# START OF Records shown
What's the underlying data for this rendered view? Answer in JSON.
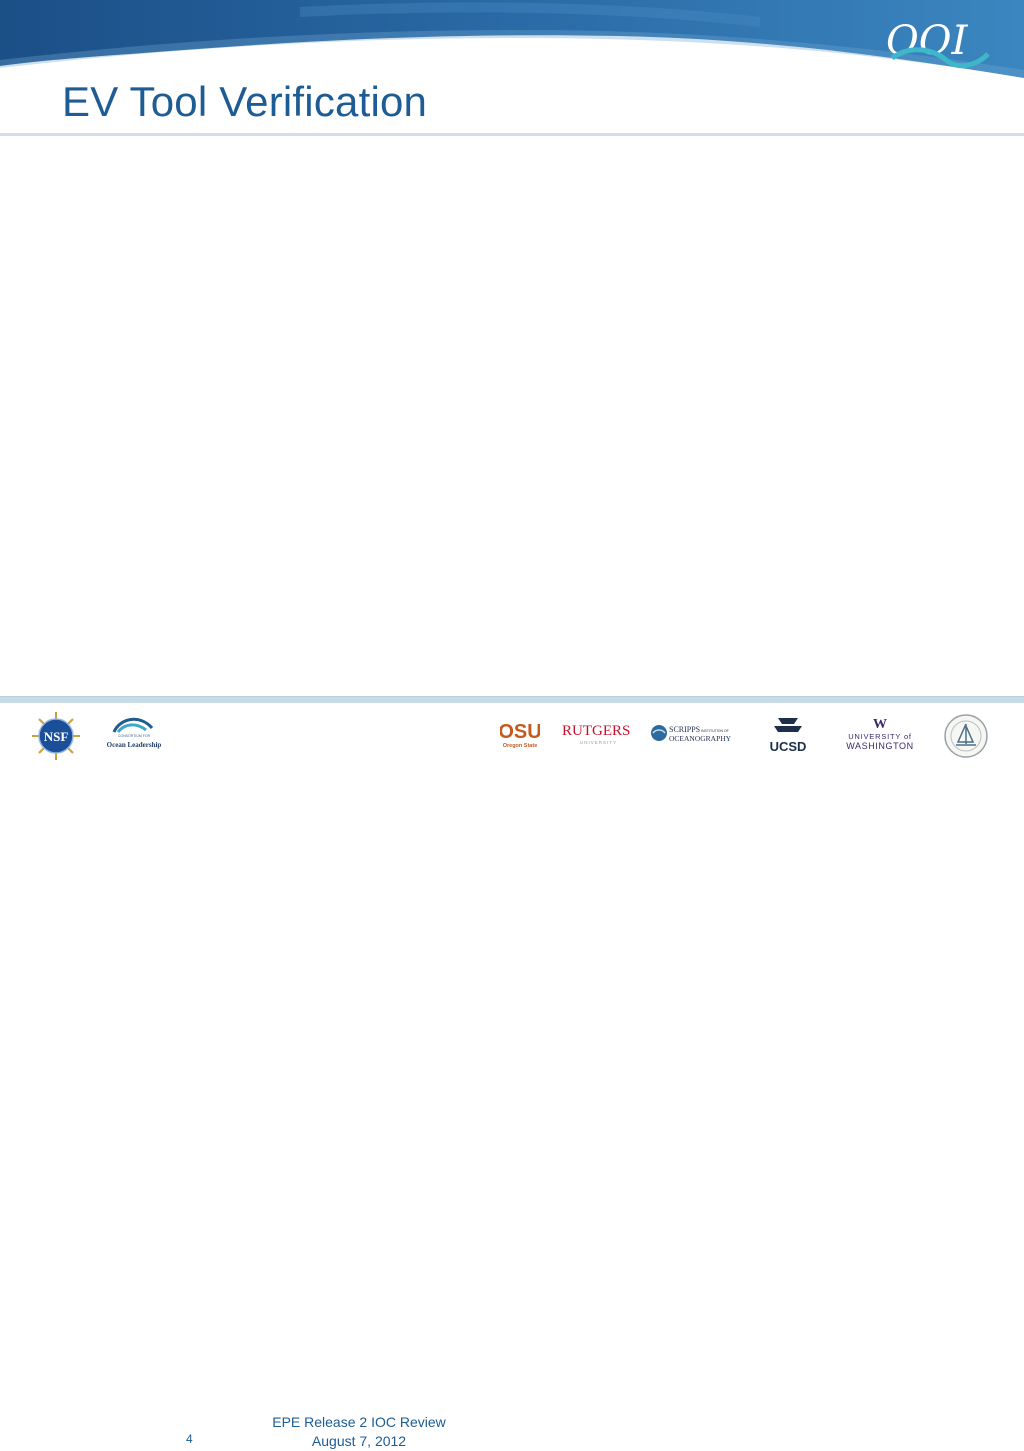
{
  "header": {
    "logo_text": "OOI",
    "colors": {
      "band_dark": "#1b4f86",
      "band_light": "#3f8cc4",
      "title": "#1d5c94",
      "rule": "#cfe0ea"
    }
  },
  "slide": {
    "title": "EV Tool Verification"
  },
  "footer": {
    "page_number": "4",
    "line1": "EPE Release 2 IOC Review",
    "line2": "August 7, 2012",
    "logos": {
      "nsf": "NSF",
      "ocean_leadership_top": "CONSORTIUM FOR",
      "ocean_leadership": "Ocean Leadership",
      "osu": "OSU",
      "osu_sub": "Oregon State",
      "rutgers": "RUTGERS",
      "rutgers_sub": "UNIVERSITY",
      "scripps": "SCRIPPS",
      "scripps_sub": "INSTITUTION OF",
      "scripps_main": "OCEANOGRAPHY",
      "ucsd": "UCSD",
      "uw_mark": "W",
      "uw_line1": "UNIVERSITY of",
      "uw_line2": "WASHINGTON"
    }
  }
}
# END OF Records shown
_Problem requirements_
Print out the whole of the material word for word, without pictures.

_Expected output_
What's the underlying data for this rendered view? Answer in JSON.
{
  "header": {
    "logo_text": "OOI",
    "colors": {
      "band_dark": "#1b4f86",
      "band_light": "#3f8cc4",
      "title": "#1d5c94",
      "rule": "#cfe0ea"
    }
  },
  "slide": {
    "title": "EV Tool Verification"
  },
  "footer": {
    "page_number": "4",
    "line1": "EPE Release 2 IOC Review",
    "line2": "August 7, 2012",
    "logos": {
      "nsf": "NSF",
      "ocean_leadership_top": "CONSORTIUM FOR",
      "ocean_leadership": "Ocean Leadership",
      "osu": "OSU",
      "osu_sub": "Oregon State",
      "rutgers": "RUTGERS",
      "rutgers_sub": "UNIVERSITY",
      "scripps": "SCRIPPS",
      "scripps_sub": "INSTITUTION OF",
      "scripps_main": "OCEANOGRAPHY",
      "ucsd": "UCSD",
      "uw_mark": "W",
      "uw_line1": "UNIVERSITY of",
      "uw_line2": "WASHINGTON"
    }
  }
}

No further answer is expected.